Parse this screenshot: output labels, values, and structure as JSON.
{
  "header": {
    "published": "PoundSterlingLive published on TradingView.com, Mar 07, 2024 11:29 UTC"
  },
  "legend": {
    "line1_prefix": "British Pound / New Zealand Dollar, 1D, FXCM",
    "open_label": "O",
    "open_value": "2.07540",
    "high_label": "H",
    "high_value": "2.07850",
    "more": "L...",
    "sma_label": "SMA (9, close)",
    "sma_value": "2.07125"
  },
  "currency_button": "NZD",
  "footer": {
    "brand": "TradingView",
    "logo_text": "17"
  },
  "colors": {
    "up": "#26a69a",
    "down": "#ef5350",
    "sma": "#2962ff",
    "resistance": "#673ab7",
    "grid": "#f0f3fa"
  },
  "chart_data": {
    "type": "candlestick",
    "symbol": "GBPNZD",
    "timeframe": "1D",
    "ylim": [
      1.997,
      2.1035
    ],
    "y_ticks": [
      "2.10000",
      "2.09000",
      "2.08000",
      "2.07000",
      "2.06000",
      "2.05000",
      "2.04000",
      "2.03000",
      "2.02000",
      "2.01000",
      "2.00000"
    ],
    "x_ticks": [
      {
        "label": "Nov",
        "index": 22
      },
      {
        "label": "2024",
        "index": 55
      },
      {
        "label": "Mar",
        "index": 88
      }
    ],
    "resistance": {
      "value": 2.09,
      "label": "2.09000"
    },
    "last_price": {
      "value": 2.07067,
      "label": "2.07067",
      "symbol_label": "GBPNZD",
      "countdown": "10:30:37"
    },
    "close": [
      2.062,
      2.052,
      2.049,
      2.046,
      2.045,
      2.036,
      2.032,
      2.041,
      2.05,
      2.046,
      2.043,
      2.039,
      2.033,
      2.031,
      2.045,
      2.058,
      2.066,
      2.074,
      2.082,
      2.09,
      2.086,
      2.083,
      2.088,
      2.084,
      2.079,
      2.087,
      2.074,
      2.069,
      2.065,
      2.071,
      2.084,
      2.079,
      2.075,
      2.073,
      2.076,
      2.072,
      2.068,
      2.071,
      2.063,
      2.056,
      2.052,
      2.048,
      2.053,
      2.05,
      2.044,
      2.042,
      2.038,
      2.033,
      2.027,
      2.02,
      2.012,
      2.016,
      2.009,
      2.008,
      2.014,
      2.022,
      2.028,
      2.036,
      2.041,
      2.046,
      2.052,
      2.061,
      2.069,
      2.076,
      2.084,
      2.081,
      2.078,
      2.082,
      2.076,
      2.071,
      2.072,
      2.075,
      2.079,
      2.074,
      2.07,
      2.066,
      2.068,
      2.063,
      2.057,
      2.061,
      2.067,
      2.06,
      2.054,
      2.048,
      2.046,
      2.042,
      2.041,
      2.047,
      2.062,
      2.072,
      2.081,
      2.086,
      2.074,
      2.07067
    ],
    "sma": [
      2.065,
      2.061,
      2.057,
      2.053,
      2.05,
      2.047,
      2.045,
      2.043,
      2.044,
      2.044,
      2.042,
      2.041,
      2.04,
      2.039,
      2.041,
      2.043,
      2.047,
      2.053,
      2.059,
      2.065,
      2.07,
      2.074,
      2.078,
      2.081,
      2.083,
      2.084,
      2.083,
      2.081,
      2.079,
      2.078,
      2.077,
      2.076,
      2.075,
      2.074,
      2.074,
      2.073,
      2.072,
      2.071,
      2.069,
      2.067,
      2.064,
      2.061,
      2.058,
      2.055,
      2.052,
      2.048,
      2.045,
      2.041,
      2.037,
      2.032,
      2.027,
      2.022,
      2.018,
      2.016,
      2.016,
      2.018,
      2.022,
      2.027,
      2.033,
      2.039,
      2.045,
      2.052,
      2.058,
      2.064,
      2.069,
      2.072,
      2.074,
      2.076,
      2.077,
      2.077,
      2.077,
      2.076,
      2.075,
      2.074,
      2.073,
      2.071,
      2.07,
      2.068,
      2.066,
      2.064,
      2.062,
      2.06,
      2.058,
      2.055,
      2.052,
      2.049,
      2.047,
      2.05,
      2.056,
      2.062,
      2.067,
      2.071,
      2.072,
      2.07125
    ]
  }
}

==*==

**What you will do**
Extract all lines from the material above that include the word "TradingView".

**Completed exercise**
    "published": "PoundSterlingLive published on TradingView.com, Mar 07, 2024 11:29 UTC"
    "brand": "TradingView",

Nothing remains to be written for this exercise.